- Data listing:
'''

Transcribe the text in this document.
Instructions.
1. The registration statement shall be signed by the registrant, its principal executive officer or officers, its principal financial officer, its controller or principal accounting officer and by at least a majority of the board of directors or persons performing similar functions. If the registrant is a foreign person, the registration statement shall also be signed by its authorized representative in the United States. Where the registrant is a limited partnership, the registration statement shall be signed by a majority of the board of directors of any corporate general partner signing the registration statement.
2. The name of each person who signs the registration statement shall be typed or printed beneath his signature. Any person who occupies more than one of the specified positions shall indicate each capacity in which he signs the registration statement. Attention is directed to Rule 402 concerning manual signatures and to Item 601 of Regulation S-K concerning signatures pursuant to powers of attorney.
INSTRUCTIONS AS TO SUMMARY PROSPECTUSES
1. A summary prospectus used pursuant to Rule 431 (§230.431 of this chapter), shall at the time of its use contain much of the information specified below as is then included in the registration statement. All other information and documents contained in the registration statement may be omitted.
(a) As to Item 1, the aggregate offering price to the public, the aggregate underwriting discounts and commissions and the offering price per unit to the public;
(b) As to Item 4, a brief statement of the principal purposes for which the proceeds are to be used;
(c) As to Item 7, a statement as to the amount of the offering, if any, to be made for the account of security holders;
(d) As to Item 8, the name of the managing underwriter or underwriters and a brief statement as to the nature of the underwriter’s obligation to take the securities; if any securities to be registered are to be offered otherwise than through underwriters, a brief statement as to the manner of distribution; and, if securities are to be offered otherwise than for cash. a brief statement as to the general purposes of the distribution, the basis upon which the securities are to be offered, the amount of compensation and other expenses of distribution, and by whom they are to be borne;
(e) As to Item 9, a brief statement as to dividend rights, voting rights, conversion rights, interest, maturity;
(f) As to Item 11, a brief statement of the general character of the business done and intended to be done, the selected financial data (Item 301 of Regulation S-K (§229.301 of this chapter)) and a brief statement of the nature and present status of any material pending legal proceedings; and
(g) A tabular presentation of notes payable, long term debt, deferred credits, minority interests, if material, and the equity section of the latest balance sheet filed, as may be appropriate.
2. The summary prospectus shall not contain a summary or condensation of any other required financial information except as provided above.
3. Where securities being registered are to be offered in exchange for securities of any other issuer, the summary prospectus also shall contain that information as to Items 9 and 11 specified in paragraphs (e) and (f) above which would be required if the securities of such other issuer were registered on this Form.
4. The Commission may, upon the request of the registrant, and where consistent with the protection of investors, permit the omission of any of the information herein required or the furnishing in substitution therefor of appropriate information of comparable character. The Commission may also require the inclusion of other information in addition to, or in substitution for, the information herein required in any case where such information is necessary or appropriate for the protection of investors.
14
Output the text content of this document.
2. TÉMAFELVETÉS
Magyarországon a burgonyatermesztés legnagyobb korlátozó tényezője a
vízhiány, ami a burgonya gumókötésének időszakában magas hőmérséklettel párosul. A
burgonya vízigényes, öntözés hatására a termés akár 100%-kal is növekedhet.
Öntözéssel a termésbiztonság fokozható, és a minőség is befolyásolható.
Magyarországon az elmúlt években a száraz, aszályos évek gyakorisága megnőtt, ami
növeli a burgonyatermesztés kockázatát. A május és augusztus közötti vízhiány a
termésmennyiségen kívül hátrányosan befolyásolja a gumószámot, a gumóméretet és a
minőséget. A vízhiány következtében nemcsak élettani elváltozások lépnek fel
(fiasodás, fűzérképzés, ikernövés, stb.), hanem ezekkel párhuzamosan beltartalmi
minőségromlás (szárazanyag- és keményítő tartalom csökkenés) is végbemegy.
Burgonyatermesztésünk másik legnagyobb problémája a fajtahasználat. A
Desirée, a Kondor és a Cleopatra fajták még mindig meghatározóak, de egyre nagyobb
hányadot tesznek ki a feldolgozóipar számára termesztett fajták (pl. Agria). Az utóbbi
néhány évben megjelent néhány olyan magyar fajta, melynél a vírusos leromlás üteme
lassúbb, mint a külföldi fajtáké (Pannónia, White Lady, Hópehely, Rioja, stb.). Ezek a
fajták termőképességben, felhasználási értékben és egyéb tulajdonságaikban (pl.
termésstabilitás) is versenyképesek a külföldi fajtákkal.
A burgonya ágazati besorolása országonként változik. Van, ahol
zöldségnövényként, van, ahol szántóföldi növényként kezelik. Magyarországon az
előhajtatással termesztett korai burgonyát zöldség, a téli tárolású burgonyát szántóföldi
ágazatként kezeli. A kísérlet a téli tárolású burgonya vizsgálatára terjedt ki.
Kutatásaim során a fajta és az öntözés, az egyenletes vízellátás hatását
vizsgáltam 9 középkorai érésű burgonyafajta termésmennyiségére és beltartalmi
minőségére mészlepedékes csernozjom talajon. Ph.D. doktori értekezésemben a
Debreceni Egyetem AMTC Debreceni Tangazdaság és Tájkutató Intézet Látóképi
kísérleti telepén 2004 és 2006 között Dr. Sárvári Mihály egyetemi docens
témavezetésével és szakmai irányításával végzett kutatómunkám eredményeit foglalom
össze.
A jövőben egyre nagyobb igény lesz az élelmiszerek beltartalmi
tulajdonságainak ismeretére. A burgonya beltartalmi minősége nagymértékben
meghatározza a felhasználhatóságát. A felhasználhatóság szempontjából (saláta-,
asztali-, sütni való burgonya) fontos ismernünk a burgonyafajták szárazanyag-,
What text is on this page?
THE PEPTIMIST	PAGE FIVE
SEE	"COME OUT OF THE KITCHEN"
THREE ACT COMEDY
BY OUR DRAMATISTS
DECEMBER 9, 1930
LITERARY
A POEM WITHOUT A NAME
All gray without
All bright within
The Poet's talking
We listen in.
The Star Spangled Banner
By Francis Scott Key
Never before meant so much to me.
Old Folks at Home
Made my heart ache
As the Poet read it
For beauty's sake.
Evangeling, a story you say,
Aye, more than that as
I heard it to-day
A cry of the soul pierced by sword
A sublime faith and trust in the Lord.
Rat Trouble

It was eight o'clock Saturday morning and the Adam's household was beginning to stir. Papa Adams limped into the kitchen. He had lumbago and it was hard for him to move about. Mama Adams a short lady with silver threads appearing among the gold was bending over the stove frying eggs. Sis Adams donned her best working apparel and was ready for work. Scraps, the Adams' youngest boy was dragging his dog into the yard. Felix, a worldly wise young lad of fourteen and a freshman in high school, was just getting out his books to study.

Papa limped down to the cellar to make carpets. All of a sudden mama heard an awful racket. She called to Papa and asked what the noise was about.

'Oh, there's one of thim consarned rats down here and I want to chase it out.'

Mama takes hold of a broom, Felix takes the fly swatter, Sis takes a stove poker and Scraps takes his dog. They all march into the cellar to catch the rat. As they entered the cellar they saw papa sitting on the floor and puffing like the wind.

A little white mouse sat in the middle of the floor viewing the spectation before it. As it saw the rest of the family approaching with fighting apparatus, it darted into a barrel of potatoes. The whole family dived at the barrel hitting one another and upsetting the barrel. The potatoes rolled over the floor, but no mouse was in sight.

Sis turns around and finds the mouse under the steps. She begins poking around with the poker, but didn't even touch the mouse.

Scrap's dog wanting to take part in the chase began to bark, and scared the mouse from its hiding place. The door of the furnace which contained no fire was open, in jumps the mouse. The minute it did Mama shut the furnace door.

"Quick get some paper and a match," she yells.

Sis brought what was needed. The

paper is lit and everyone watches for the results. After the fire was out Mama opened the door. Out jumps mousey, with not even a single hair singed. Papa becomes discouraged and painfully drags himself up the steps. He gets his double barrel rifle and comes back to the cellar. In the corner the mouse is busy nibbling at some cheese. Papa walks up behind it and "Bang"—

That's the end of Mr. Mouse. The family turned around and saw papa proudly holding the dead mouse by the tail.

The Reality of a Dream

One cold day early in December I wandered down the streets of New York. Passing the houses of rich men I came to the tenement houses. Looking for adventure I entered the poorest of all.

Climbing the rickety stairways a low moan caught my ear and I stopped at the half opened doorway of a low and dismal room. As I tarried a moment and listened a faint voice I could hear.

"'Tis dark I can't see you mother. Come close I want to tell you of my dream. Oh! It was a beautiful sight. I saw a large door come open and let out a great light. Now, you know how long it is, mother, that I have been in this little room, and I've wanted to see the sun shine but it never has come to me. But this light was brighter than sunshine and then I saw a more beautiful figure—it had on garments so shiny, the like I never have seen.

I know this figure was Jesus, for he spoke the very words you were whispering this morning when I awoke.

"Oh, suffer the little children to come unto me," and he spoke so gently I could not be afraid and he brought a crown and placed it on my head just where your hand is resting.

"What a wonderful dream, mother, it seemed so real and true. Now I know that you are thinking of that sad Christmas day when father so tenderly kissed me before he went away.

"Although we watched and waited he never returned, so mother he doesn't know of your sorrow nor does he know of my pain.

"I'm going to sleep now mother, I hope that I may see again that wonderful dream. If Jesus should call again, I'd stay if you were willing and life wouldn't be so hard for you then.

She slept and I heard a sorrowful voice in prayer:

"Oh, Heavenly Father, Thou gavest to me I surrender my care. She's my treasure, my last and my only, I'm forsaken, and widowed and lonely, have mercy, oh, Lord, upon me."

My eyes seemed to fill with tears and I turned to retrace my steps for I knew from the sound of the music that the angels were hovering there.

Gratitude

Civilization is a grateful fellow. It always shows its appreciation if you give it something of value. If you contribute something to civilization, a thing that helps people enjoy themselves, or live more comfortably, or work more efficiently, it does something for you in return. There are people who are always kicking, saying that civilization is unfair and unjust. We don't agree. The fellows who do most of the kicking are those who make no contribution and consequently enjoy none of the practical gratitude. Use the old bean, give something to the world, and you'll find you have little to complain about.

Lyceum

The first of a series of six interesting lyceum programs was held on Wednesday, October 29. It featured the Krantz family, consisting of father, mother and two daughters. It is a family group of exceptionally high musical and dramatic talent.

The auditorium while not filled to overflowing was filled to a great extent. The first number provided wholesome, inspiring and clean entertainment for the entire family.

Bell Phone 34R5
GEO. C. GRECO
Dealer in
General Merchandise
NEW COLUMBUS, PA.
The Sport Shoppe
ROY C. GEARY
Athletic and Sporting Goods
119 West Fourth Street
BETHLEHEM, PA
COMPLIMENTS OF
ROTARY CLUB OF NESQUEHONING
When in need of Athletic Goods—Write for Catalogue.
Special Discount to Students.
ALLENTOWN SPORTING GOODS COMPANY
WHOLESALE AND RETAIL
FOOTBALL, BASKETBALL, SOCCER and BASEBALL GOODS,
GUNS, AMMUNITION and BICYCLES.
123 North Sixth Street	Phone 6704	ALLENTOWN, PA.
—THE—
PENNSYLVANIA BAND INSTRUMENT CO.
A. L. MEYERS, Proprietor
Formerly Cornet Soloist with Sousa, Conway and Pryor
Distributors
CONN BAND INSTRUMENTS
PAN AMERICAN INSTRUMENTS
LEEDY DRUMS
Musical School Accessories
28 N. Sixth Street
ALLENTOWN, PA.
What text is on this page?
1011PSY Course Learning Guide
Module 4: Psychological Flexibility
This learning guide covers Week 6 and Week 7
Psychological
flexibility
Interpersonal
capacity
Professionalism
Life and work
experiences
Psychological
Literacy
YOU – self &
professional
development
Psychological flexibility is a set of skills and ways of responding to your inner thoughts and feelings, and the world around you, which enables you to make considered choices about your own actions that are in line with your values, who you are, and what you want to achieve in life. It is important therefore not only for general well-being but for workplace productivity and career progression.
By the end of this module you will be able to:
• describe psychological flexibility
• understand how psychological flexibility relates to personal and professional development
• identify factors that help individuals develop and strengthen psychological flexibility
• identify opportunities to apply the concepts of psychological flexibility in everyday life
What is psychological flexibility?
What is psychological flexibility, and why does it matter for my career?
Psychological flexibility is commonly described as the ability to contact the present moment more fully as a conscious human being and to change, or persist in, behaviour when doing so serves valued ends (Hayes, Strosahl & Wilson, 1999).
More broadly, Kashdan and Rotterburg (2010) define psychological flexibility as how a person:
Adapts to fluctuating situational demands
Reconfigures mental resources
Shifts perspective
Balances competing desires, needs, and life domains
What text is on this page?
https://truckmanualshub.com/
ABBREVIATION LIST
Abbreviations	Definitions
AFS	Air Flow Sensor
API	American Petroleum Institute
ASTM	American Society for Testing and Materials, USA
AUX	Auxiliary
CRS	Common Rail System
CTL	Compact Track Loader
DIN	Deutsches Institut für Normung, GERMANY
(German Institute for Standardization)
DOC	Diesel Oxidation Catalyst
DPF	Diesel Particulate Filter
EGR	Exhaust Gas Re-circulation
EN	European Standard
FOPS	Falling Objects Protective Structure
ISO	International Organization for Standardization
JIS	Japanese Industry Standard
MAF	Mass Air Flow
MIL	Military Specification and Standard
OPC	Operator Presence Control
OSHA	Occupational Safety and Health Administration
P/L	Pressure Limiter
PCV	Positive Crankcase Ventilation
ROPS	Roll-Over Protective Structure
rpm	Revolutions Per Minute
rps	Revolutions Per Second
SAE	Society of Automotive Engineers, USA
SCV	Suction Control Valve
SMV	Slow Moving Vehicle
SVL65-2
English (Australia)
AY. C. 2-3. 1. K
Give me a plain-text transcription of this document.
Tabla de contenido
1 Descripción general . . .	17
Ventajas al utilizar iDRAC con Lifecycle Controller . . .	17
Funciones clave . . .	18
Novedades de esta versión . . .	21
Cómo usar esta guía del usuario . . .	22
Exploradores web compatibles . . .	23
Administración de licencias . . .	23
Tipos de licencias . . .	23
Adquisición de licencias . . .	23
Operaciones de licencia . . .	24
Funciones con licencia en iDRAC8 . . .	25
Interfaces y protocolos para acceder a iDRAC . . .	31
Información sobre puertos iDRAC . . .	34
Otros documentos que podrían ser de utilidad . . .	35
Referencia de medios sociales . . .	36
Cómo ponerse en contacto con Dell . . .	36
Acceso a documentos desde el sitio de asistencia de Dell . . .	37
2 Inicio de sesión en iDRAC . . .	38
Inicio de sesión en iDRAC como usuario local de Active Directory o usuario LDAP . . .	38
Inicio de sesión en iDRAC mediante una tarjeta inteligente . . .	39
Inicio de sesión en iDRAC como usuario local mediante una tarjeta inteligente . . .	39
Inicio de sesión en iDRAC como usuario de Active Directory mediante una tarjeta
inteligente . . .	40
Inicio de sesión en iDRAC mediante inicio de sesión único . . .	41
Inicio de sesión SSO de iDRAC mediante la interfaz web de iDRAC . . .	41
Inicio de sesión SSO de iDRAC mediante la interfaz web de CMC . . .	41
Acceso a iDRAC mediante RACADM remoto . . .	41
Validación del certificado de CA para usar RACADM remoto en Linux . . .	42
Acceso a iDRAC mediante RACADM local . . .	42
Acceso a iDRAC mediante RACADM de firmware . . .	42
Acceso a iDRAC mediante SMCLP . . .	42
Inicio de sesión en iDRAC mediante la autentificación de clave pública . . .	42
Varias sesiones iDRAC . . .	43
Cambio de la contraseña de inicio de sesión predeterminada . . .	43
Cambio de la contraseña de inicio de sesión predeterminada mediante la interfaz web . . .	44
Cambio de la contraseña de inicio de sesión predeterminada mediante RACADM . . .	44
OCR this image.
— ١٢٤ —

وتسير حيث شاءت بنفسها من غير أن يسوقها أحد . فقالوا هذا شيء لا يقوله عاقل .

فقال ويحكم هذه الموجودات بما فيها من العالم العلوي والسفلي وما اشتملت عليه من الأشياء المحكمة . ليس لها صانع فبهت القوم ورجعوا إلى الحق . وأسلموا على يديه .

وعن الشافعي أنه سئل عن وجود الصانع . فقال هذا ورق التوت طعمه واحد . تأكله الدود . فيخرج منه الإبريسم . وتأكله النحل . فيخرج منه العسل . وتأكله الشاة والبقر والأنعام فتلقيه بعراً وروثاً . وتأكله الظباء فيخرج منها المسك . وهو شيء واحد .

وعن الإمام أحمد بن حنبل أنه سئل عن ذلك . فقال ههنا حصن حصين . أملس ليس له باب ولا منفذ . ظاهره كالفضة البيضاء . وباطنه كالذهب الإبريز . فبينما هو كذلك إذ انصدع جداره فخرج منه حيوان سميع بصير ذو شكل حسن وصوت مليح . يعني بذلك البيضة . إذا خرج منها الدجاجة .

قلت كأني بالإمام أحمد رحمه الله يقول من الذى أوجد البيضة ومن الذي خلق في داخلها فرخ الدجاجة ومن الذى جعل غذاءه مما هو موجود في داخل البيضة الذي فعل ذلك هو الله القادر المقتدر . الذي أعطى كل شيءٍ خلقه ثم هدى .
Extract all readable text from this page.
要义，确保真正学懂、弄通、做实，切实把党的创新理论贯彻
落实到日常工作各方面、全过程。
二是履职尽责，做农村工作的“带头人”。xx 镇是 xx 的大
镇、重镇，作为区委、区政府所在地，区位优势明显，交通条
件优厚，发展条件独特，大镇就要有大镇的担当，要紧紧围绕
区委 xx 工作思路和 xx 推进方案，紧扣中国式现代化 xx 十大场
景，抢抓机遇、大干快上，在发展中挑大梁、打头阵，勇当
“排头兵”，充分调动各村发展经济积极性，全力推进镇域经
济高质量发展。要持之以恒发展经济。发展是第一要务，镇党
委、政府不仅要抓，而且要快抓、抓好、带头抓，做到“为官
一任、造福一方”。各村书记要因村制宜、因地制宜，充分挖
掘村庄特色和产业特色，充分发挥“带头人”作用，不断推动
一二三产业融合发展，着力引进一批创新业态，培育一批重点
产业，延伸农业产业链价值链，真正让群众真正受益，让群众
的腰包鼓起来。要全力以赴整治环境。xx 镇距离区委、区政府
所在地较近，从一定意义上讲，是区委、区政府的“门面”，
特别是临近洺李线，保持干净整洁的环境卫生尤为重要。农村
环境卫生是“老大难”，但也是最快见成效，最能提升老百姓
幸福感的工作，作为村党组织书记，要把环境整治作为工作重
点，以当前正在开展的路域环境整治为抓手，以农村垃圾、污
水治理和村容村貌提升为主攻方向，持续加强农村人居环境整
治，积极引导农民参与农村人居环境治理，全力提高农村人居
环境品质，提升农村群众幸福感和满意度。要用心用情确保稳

'''

- EXERCISE DETAILS: In the records, locate each line holding the string "contained" and copy it.

- SOLUTION TO THIS TASK:
1. A summary prospectus used pursuant to Rule 431 (§230.431 of this chapter), shall at the time of its use contain much of the information specified below as is then included in the registration statement. All other information and documents contained in the registration statement may be omitted.
Scrap's dog wanting to take part in the chase began to bark, and scared the mouse from its hiding place. The door of the furnace which contained no fire was open, in jumps the mouse. The minute it did Mama shut the furnace door.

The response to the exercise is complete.